[Source data]
:::::
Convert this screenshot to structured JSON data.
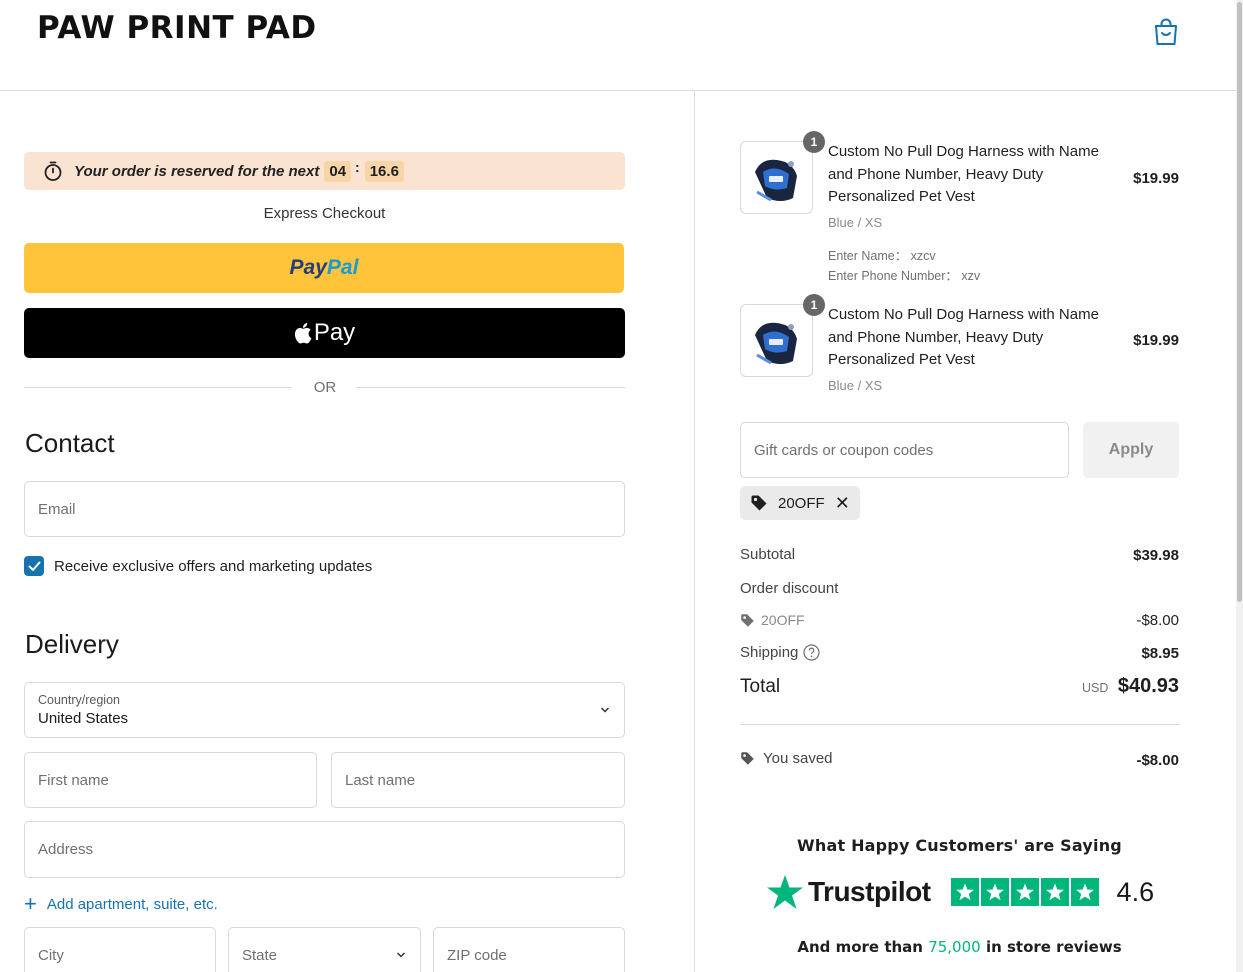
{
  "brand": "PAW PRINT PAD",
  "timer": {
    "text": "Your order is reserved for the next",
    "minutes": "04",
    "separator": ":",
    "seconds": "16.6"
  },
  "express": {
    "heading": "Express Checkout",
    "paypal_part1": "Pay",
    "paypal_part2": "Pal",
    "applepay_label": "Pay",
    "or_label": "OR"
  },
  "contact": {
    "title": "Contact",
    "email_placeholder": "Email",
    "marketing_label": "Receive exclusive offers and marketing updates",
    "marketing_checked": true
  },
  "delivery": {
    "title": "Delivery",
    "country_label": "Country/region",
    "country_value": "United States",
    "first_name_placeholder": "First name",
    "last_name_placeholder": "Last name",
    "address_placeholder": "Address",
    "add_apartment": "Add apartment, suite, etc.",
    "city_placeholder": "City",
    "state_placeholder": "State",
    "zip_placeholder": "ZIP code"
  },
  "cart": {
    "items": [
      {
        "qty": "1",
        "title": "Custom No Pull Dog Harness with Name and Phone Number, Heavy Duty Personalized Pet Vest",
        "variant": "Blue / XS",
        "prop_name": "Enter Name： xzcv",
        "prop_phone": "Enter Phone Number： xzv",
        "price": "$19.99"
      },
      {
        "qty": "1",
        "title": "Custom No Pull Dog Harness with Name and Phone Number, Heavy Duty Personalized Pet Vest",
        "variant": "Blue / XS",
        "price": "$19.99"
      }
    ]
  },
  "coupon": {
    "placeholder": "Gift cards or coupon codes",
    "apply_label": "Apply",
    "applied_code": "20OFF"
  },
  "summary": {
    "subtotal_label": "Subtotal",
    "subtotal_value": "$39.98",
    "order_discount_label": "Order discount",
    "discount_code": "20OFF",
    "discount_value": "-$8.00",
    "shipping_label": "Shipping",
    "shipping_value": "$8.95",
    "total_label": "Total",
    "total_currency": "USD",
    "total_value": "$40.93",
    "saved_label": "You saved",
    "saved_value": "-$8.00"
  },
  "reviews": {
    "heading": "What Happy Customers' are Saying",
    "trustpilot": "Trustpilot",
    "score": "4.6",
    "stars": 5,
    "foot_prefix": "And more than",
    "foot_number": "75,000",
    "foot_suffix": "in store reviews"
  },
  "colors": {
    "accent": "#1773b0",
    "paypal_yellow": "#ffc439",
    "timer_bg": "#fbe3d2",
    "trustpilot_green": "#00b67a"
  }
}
:::::
Pull out all lines containing "title".

    "title": "Contact",
    "title": "Delivery",
        "title": "Custom No Pull Dog Harness with Name and Phone Number, Heavy Duty Personalized Pet Vest",
        "title": "Custom No Pull Dog Harness with Name and Phone Number, Heavy Duty Personalized Pet Vest",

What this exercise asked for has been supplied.